**Given records:**
────
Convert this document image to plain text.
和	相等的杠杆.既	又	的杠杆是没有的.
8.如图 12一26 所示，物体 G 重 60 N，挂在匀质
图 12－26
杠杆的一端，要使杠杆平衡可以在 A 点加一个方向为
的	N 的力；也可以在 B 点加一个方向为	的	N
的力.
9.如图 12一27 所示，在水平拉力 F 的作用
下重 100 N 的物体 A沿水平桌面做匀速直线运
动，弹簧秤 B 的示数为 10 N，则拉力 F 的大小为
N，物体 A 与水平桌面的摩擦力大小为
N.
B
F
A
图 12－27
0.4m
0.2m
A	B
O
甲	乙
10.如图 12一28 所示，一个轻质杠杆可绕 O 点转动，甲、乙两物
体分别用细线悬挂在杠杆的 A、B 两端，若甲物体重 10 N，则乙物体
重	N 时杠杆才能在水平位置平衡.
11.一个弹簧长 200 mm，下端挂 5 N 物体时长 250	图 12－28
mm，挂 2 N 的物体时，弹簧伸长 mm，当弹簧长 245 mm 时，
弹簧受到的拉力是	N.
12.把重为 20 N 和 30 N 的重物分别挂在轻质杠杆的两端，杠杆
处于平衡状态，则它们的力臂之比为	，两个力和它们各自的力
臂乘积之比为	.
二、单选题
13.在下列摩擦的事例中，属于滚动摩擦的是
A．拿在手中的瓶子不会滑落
────
**Objective:**
Print all of the entries again, exactly as written.

**Finished exercise:**
Convert this document image to plain text.
和	相等的杠杆.既	又	的杠杆是没有的.
8.如图 12一26 所示，物体 G 重 60 N，挂在匀质
图 12－26
杠杆的一端，要使杠杆平衡可以在 A 点加一个方向为
的	N 的力；也可以在 B 点加一个方向为	的	N
的力.
9.如图 12一27 所示，在水平拉力 F 的作用
下重 100 N 的物体 A沿水平桌面做匀速直线运
动，弹簧秤 B 的示数为 10 N，则拉力 F 的大小为
N，物体 A 与水平桌面的摩擦力大小为
N.
B
F
A
图 12－27
0.4m
0.2m
A	B
O
甲	乙
10.如图 12一28 所示，一个轻质杠杆可绕 O 点转动，甲、乙两物
体分别用细线悬挂在杠杆的 A、B 两端，若甲物体重 10 N，则乙物体
重	N 时杠杆才能在水平位置平衡.
11.一个弹簧长 200 mm，下端挂 5 N 物体时长 250	图 12－28
mm，挂 2 N 的物体时，弹簧伸长 mm，当弹簧长 245 mm 时，
弹簧受到的拉力是	N.
12.把重为 20 N 和 30 N 的重物分别挂在轻质杠杆的两端，杠杆
处于平衡状态，则它们的力臂之比为	，两个力和它们各自的力
臂乘积之比为	.
二、单选题
13.在下列摩擦的事例中，属于滚动摩擦的是
A．拿在手中的瓶子不会滑落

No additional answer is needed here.